##### Data supplied #####

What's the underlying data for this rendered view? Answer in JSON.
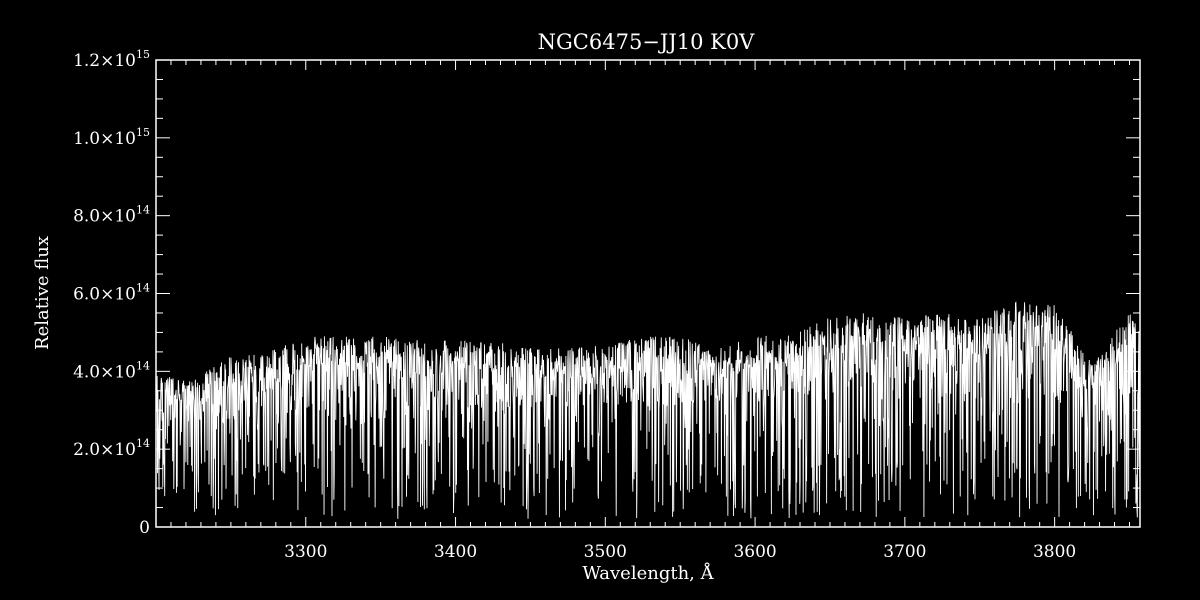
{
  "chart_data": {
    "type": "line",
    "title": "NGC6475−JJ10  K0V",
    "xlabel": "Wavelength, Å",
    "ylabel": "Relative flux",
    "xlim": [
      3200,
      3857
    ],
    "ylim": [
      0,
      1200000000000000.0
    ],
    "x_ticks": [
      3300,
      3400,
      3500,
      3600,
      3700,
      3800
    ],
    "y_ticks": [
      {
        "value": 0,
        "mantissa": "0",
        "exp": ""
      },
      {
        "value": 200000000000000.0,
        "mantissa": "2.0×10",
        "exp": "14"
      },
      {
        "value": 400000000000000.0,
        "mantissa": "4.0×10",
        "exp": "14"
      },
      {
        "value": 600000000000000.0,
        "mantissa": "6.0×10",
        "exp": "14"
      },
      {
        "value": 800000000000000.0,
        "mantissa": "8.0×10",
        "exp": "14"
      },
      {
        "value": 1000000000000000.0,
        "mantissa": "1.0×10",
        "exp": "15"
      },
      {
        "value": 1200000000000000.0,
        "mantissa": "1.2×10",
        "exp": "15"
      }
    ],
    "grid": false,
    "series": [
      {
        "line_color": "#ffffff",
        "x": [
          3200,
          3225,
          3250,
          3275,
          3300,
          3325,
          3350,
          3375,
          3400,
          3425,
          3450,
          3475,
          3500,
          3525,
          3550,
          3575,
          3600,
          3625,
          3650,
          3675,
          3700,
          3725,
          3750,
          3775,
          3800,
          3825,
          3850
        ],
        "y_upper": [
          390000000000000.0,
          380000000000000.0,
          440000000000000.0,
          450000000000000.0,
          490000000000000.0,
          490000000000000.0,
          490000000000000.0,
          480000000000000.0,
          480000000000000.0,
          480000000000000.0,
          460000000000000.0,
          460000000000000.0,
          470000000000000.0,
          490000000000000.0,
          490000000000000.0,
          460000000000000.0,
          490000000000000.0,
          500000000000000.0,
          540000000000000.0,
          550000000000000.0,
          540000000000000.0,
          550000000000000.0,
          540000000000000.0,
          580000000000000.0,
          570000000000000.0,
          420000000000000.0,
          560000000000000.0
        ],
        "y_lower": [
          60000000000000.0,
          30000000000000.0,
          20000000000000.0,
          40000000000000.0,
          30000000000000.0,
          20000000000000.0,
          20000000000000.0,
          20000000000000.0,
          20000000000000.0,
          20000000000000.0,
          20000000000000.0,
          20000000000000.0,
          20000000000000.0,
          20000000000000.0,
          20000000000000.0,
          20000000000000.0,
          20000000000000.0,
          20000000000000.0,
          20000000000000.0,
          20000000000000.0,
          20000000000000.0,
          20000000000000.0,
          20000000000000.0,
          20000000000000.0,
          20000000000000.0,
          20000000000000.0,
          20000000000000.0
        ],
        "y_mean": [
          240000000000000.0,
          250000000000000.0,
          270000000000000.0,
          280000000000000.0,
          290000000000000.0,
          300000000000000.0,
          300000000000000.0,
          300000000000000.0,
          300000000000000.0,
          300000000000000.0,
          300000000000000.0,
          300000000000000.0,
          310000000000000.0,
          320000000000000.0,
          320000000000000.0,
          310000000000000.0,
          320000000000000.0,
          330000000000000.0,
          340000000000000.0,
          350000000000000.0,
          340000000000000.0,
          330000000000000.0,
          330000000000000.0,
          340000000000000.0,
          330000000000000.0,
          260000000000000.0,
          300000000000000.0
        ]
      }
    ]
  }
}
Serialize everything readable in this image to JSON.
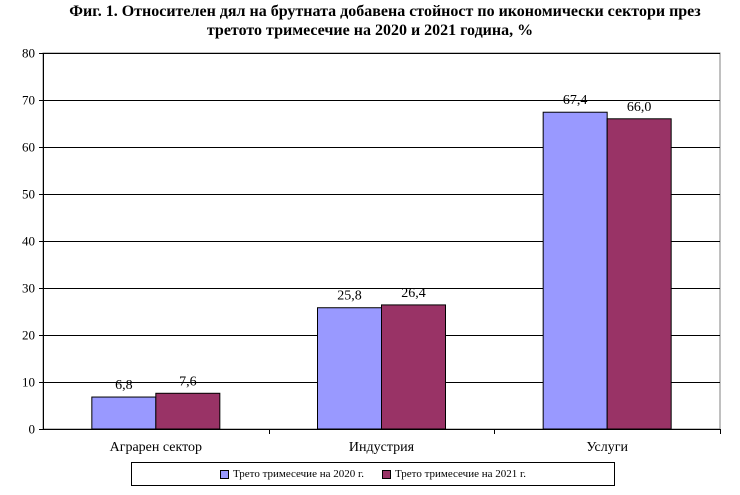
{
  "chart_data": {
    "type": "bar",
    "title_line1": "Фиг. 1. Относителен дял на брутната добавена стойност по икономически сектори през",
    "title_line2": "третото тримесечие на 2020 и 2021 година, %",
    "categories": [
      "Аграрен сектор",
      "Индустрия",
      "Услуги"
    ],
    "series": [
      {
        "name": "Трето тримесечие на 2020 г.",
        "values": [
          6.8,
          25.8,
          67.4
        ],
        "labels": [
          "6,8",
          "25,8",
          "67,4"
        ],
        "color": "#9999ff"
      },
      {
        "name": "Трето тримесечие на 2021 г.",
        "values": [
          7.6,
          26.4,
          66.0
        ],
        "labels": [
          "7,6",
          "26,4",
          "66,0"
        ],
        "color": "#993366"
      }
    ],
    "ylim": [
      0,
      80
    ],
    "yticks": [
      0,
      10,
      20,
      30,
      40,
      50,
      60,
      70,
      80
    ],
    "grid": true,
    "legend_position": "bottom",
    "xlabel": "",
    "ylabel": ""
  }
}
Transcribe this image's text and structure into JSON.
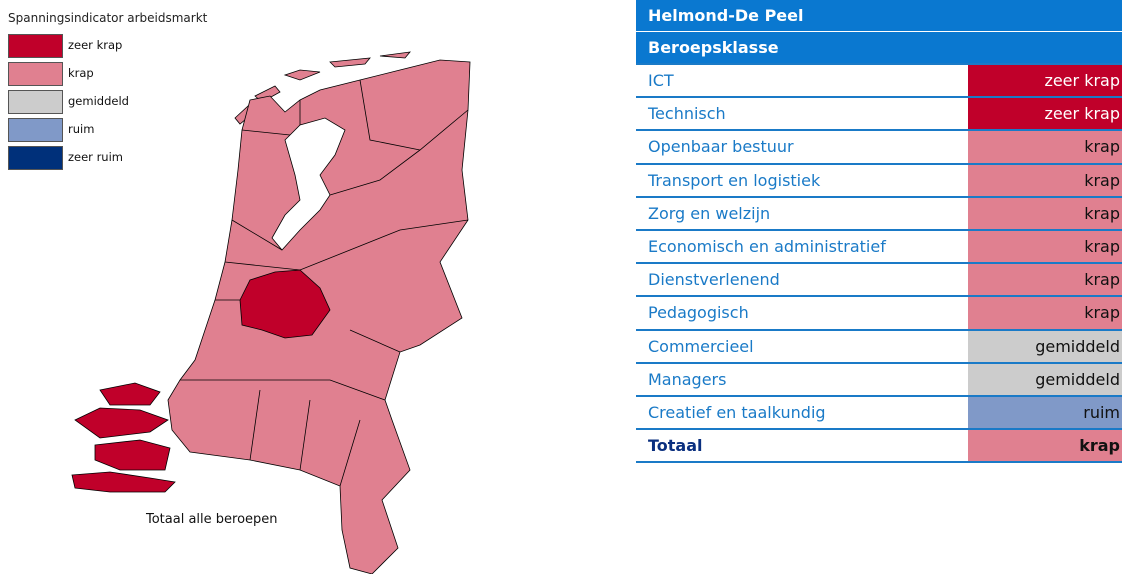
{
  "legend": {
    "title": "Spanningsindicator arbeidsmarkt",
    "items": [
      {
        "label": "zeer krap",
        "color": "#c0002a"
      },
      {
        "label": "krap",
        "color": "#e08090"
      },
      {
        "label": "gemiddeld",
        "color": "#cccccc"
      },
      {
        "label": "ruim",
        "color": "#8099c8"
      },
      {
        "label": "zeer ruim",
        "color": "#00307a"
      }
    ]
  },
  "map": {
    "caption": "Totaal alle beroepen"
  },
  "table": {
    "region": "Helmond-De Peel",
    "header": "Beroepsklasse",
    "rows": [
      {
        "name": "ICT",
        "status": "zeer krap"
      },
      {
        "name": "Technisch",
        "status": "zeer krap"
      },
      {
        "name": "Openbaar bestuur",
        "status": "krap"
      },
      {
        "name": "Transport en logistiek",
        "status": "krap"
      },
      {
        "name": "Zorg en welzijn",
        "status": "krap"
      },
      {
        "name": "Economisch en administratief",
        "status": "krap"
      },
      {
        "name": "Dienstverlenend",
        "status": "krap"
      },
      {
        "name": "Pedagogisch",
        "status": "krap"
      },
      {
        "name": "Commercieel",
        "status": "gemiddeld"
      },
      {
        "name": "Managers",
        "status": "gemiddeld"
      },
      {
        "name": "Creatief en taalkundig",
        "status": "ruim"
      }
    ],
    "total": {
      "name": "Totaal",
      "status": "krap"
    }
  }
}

#####
##### Data supplied #####

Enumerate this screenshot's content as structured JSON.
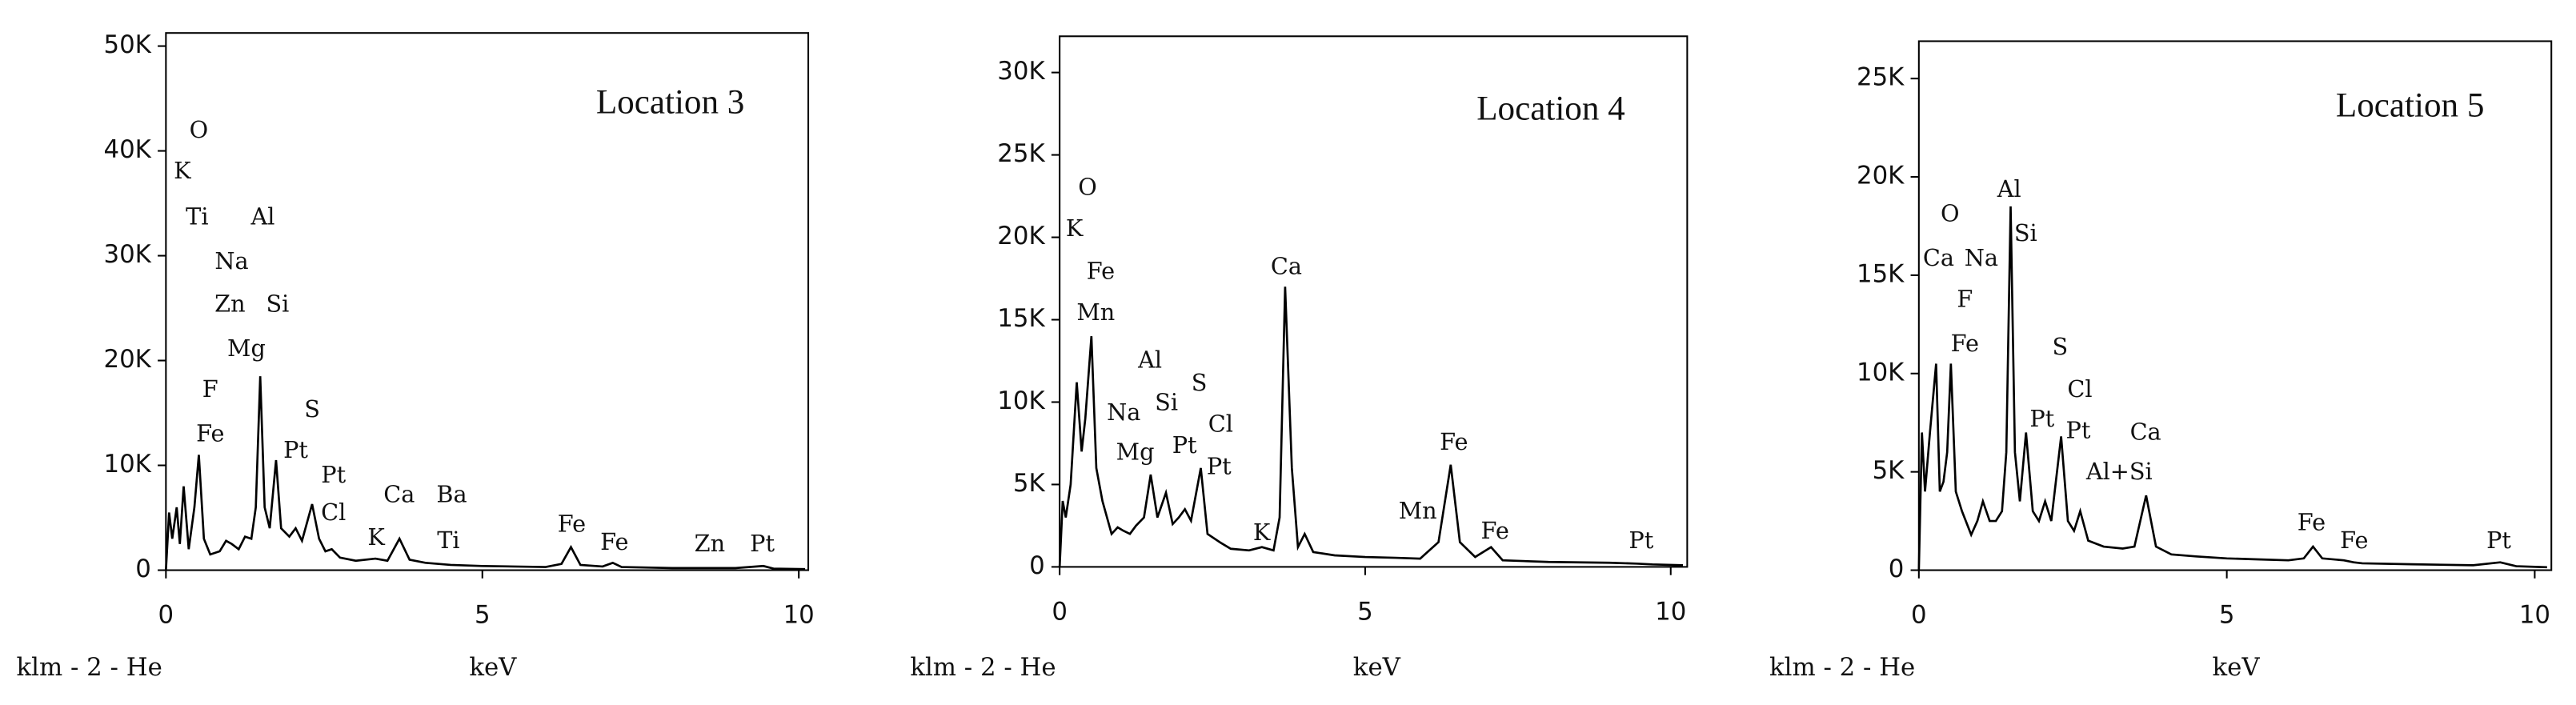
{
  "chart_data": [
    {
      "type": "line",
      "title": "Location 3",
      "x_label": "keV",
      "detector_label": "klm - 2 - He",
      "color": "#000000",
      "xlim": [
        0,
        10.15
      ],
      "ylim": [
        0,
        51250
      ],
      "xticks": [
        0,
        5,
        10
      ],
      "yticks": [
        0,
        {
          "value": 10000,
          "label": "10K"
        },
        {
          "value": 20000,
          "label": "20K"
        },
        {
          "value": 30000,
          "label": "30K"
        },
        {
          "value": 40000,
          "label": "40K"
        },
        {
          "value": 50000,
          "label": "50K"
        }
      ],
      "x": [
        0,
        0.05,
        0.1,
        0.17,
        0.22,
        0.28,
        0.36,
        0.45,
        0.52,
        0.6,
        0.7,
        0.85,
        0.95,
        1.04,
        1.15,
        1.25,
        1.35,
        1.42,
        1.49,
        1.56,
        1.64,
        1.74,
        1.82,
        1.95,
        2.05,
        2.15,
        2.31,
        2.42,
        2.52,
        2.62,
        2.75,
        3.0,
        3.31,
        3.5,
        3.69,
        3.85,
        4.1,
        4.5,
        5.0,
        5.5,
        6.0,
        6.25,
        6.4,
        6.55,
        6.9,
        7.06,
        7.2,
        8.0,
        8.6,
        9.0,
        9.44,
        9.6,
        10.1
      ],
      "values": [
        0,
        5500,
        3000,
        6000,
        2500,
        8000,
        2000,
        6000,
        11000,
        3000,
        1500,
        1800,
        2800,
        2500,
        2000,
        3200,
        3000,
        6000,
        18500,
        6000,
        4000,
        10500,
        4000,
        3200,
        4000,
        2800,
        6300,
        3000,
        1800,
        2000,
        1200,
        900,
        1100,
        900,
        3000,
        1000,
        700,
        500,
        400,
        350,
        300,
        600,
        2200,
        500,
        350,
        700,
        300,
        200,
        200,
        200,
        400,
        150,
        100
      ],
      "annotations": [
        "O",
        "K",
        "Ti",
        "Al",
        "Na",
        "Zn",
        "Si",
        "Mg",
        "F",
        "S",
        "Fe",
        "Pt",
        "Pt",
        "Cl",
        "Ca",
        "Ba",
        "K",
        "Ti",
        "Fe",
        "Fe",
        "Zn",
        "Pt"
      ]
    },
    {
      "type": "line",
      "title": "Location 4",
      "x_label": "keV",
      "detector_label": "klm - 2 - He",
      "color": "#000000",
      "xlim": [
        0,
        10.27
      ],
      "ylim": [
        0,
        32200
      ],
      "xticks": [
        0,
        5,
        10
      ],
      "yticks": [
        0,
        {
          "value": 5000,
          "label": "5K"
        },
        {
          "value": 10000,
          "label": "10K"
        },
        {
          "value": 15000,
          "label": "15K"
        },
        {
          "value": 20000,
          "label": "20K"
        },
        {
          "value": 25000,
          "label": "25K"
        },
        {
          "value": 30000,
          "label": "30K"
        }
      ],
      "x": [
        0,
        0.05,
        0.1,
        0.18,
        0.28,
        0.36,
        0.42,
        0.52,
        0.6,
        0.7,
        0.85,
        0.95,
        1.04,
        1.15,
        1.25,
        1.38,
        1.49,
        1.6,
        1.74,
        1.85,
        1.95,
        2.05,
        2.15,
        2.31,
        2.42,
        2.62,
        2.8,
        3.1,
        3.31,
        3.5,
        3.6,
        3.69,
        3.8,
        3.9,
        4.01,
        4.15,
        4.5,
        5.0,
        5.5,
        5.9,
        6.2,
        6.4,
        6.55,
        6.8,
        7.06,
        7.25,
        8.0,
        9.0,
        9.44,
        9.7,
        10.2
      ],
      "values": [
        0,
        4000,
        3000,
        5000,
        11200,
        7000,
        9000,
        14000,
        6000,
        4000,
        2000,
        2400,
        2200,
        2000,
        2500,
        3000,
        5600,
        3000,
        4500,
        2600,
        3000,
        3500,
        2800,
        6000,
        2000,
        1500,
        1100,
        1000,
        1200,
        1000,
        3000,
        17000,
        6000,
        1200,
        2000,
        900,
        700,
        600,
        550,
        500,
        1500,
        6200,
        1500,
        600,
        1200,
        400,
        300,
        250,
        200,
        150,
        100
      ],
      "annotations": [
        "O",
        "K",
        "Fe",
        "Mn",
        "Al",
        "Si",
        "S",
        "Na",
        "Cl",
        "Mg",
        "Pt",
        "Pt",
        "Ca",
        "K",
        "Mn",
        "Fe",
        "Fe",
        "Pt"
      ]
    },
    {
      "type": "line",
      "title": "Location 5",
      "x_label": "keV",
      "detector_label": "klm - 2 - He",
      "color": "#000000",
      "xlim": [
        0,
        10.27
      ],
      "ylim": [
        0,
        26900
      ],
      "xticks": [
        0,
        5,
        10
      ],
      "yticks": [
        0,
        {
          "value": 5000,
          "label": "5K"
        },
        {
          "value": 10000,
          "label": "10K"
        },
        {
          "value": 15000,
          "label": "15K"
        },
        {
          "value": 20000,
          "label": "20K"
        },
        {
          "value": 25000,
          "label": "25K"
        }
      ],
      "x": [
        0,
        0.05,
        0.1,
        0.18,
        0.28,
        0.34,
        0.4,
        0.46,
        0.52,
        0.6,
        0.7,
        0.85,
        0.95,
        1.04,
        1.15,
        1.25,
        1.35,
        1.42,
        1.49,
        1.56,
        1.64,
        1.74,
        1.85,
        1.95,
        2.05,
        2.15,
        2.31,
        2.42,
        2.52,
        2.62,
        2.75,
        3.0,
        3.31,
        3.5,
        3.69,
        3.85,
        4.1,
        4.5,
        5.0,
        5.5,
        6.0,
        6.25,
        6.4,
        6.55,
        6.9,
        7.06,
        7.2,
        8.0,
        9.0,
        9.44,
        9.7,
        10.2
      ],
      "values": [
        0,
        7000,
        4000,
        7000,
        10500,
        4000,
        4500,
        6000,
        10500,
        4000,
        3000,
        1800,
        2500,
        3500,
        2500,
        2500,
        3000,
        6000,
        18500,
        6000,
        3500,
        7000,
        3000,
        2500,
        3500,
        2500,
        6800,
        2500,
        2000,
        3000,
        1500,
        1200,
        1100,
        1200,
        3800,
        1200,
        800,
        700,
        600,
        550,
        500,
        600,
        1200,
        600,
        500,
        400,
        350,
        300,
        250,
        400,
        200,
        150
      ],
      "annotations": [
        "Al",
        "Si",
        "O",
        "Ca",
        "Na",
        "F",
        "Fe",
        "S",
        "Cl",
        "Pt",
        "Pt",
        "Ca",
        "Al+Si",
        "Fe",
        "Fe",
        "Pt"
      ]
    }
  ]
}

#####
##### Data supplied #####

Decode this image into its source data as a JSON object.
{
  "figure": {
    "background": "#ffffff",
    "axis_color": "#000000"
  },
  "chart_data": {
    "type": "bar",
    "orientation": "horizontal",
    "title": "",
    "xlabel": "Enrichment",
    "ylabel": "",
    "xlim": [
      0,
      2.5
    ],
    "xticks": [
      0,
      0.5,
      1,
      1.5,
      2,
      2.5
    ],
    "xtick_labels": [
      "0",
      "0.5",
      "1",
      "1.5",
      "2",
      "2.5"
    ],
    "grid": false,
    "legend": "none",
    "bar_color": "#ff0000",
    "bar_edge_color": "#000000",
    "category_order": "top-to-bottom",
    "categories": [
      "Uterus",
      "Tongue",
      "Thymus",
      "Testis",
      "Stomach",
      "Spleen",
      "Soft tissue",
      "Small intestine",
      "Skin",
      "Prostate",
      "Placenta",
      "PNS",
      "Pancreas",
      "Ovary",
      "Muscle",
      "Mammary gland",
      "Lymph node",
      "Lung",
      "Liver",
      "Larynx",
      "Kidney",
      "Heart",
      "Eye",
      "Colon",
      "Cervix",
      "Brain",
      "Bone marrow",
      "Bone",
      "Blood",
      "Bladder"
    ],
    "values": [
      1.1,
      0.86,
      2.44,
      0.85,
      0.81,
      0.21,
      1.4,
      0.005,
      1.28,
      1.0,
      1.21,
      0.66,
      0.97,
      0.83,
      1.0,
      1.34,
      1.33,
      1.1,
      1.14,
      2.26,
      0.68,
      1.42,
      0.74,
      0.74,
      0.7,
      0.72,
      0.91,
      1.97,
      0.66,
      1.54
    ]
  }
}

#####

**Task statement**
Pick out all lines containing the string "mantissa".

**Exercise solution**
        "mantissa": "0",
        "mantissa": "2.0×10",
        "mantissa": "4.0×10",
        "mantissa": "6.0×10",
        "mantissa": "8.0×10",
        "mantissa": "1.0×10",
        "mantissa": "1.2×10",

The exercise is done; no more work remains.